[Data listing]

══════

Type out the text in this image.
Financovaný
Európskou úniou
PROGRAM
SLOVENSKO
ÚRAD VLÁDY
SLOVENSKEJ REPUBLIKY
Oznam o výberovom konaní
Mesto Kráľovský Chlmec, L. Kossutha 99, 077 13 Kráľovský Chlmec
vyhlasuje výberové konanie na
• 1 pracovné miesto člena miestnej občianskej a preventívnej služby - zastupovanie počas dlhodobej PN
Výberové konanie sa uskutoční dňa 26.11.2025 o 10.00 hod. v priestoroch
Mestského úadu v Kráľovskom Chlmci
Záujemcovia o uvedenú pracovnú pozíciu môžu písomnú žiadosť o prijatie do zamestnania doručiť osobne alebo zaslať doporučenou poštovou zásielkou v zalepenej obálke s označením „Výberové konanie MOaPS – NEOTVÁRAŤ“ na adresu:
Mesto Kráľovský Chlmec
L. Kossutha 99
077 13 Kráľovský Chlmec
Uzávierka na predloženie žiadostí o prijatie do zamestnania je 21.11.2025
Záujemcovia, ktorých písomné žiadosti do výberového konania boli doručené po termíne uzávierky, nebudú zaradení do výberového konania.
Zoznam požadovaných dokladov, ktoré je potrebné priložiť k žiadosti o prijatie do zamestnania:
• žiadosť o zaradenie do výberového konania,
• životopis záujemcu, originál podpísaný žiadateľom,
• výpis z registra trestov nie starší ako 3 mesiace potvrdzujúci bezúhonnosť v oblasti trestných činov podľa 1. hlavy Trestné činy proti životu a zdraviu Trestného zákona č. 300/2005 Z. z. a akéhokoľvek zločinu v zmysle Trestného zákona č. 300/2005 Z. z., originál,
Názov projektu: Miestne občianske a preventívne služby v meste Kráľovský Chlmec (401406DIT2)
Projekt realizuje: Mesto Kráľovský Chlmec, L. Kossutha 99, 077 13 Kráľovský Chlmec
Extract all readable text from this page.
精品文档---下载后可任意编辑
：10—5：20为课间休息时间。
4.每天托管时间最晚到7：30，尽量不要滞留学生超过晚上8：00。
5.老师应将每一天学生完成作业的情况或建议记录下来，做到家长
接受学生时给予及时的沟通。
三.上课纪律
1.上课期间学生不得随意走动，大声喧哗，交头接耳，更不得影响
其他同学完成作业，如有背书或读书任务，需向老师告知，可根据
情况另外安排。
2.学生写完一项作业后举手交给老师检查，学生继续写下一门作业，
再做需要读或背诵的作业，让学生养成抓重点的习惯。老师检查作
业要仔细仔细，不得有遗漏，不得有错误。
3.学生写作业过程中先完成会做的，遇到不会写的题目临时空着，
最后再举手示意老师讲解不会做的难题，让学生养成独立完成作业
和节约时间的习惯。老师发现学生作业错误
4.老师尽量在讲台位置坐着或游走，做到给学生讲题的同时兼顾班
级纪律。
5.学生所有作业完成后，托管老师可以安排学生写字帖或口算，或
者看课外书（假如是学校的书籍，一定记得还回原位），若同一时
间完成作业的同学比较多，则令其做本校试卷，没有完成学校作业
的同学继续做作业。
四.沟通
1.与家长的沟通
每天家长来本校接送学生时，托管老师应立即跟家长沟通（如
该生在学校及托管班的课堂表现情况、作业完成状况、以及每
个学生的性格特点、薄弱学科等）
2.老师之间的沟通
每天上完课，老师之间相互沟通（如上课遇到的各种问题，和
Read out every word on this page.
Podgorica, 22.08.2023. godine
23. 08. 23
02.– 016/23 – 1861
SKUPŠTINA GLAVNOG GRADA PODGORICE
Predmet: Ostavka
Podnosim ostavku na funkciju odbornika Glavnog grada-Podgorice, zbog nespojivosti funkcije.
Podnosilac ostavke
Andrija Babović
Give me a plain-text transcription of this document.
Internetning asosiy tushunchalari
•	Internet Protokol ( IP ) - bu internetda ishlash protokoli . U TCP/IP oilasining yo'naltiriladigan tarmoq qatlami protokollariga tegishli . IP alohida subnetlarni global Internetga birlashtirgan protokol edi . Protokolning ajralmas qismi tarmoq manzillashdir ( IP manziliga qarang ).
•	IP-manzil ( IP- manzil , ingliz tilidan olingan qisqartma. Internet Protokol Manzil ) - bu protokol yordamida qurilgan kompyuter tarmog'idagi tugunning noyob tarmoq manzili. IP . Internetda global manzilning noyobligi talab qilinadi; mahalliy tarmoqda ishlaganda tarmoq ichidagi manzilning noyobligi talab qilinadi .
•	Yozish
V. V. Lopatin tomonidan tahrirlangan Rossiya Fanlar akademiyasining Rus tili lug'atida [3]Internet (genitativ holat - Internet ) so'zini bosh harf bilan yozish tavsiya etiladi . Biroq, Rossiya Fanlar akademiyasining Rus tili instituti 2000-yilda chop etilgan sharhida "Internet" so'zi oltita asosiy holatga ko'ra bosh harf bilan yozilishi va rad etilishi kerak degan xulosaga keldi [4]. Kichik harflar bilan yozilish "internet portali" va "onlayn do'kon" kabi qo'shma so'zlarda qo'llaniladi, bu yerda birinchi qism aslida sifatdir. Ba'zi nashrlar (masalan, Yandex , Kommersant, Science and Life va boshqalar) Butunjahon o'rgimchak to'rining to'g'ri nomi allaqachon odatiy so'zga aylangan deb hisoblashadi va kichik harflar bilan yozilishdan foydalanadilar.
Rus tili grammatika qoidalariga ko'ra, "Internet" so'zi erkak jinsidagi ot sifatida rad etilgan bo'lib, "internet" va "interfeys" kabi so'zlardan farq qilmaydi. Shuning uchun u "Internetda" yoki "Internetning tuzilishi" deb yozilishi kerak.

══════

**Problem statement**
Copy out every line from the data above that has "asosiy" in it.

**Task result**
Internetning asosiy tushunchalari
V. V. Lopatin tomonidan tahrirlangan Rossiya Fanlar akademiyasining Rus tili lug'atida [3]Internet (genitativ holat - Internet ) so'zini bosh harf bilan yozish tavsiya etiladi . Biroq, Rossiya Fanlar akademiyasining Rus tili instituti 2000-yilda chop etilgan sharhida "Internet" so'zi oltita asosiy holatga ko'ra bosh harf bilan yozilishi va rad etilishi kerak degan xulosaga keldi [4]. Kichik harflar bilan yozilish "internet portali" va "onlayn do'kon" kabi qo'shma so'zlarda qo'llaniladi, bu yerda birinchi qism aslida sifatdir. Ba'zi nashrlar (masalan, Yandex , Kommersant, Science and Life va boshqalar) Butunjahon o'rgimchak to'rining to'g'ri nomi allaqachon odatiy so'zga aylangan deb hisoblashadi va kichik harflar bilan yozilishdan foydalanadilar.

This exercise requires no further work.